* [YOUR INSTRUCTIONS] Transcribe the whole listing below without changing a word, but leave out every image.

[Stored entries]
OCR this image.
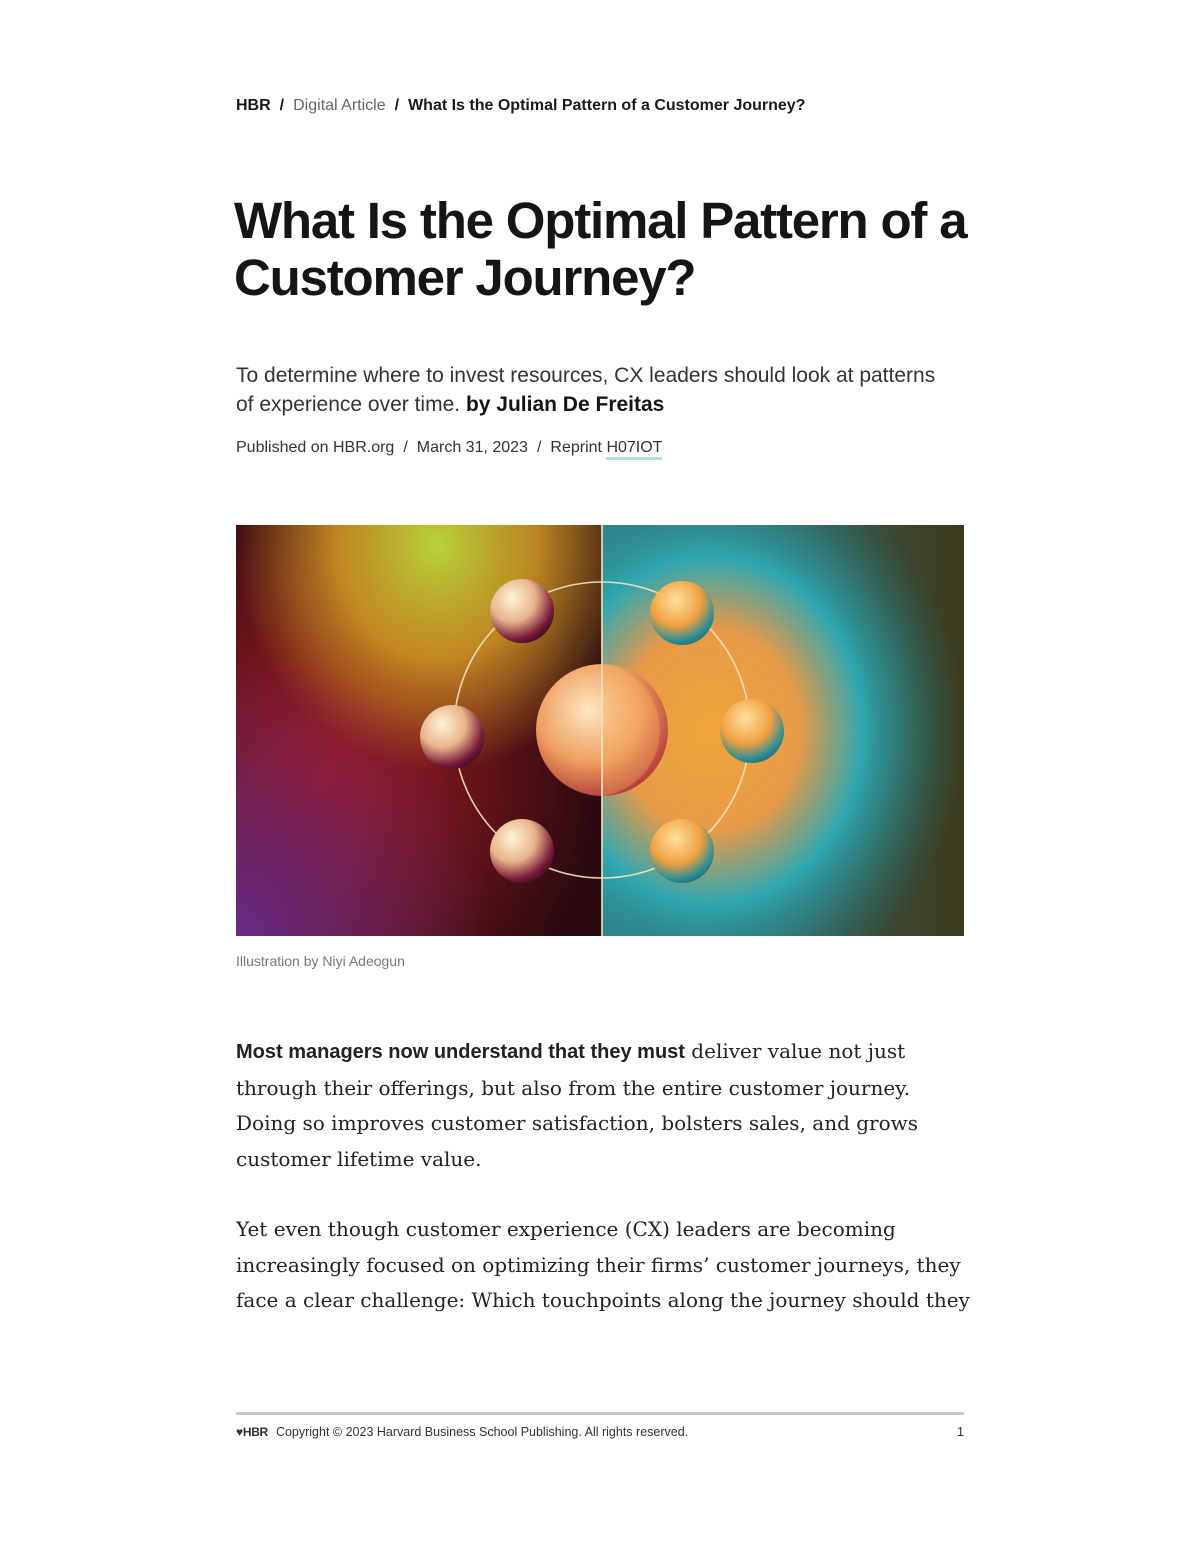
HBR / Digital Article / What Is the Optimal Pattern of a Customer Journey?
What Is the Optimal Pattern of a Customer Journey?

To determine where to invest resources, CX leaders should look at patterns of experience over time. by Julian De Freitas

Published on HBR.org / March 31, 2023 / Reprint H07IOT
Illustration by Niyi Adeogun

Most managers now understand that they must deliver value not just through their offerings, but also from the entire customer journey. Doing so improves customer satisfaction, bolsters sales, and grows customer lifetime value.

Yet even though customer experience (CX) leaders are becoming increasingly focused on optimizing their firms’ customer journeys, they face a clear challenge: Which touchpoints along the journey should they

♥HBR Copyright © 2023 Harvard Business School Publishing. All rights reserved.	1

* [SOLUTION FOR THIS PROBLEM]
OCR this image.
HBR / Digital Article / What Is the Optimal Pattern of a Customer Journey?
What Is the Optimal Pattern of a Customer Journey?

To determine where to invest resources, CX leaders should look at patterns of experience over time. by Julian De Freitas

Published on HBR.org / March 31, 2023 / Reprint H07IOT
Illustration by Niyi Adeogun

Most managers now understand that they must deliver value not just through their offerings, but also from the entire customer journey. Doing so improves customer satisfaction, bolsters sales, and grows customer lifetime value.

Yet even though customer experience (CX) leaders are becoming increasingly focused on optimizing their firms’ customer journeys, they face a clear challenge: Which touchpoints along the journey should they

♥HBR Copyright © 2023 Harvard Business School Publishing. All rights reserved.	1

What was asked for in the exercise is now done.